WORKING DATA ->
::::::::
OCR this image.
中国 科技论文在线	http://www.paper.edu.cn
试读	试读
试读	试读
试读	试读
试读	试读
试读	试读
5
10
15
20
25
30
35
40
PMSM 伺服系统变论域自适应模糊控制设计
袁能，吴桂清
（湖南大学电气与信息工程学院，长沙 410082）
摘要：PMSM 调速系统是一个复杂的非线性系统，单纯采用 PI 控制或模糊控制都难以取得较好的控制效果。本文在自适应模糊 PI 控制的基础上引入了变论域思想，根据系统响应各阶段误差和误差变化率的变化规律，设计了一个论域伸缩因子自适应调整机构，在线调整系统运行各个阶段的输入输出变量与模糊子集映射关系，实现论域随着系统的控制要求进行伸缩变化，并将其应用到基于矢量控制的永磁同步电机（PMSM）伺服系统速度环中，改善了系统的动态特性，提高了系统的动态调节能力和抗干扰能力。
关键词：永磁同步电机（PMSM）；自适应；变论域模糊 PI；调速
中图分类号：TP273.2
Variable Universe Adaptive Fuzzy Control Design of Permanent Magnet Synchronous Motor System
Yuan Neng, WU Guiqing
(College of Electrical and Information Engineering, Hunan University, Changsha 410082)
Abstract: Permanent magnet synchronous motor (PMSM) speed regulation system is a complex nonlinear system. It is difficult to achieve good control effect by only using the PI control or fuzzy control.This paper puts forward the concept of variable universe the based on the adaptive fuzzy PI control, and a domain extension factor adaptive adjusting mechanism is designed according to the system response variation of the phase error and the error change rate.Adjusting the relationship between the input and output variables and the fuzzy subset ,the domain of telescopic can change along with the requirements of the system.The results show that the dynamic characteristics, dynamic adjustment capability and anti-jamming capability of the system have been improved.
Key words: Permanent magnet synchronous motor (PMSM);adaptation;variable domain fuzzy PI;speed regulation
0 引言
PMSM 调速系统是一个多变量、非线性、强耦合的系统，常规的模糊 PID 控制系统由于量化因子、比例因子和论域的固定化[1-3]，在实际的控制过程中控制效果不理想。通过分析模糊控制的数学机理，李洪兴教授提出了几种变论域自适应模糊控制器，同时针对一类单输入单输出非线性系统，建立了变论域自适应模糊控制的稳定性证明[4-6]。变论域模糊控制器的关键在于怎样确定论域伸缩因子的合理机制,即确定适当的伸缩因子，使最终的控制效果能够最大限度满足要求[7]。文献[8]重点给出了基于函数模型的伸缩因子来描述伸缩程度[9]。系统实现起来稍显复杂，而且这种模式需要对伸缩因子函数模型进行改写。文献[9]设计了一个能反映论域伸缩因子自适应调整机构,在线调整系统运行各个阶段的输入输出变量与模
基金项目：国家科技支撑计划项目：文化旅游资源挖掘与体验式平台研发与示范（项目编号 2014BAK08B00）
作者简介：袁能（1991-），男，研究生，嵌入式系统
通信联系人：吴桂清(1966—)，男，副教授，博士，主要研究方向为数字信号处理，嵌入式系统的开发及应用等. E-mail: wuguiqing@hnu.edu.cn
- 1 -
::::::::
EXERCISE INSTRUCTIONS ->
Repeat every record exactly as written, please.

OUTPUT ->
OCR this image.
中国 科技论文在线	http://www.paper.edu.cn
试读	试读
试读	试读
试读	试读
试读	试读
试读	试读
5
10
15
20
25
30
35
40
PMSM 伺服系统变论域自适应模糊控制设计
袁能，吴桂清
（湖南大学电气与信息工程学院，长沙 410082）
摘要：PMSM 调速系统是一个复杂的非线性系统，单纯采用 PI 控制或模糊控制都难以取得较好的控制效果。本文在自适应模糊 PI 控制的基础上引入了变论域思想，根据系统响应各阶段误差和误差变化率的变化规律，设计了一个论域伸缩因子自适应调整机构，在线调整系统运行各个阶段的输入输出变量与模糊子集映射关系，实现论域随着系统的控制要求进行伸缩变化，并将其应用到基于矢量控制的永磁同步电机（PMSM）伺服系统速度环中，改善了系统的动态特性，提高了系统的动态调节能力和抗干扰能力。
关键词：永磁同步电机（PMSM）；自适应；变论域模糊 PI；调速
中图分类号：TP273.2
Variable Universe Adaptive Fuzzy Control Design of Permanent Magnet Synchronous Motor System
Yuan Neng, WU Guiqing
(College of Electrical and Information Engineering, Hunan University, Changsha 410082)
Abstract: Permanent magnet synchronous motor (PMSM) speed regulation system is a complex nonlinear system. It is difficult to achieve good control effect by only using the PI control or fuzzy control.This paper puts forward the concept of variable universe the based on the adaptive fuzzy PI control, and a domain extension factor adaptive adjusting mechanism is designed according to the system response variation of the phase error and the error change rate.Adjusting the relationship between the input and output variables and the fuzzy subset ,the domain of telescopic can change along with the requirements of the system.The results show that the dynamic characteristics, dynamic adjustment capability and anti-jamming capability of the system have been improved.
Key words: Permanent magnet synchronous motor (PMSM);adaptation;variable domain fuzzy PI;speed regulation
0 引言
PMSM 调速系统是一个多变量、非线性、强耦合的系统，常规的模糊 PID 控制系统由于量化因子、比例因子和论域的固定化[1-3]，在实际的控制过程中控制效果不理想。通过分析模糊控制的数学机理，李洪兴教授提出了几种变论域自适应模糊控制器，同时针对一类单输入单输出非线性系统，建立了变论域自适应模糊控制的稳定性证明[4-6]。变论域模糊控制器的关键在于怎样确定论域伸缩因子的合理机制,即确定适当的伸缩因子，使最终的控制效果能够最大限度满足要求[7]。文献[8]重点给出了基于函数模型的伸缩因子来描述伸缩程度[9]。系统实现起来稍显复杂，而且这种模式需要对伸缩因子函数模型进行改写。文献[9]设计了一个能反映论域伸缩因子自适应调整机构,在线调整系统运行各个阶段的输入输出变量与模
基金项目：国家科技支撑计划项目：文化旅游资源挖掘与体验式平台研发与示范（项目编号 2014BAK08B00）
作者简介：袁能（1991-），男，研究生，嵌入式系统
通信联系人：吴桂清(1966—)，男，副教授，博士，主要研究方向为数字信号处理，嵌入式系统的开发及应用等. E-mail: wuguiqing@hnu.edu.cn
- 1 -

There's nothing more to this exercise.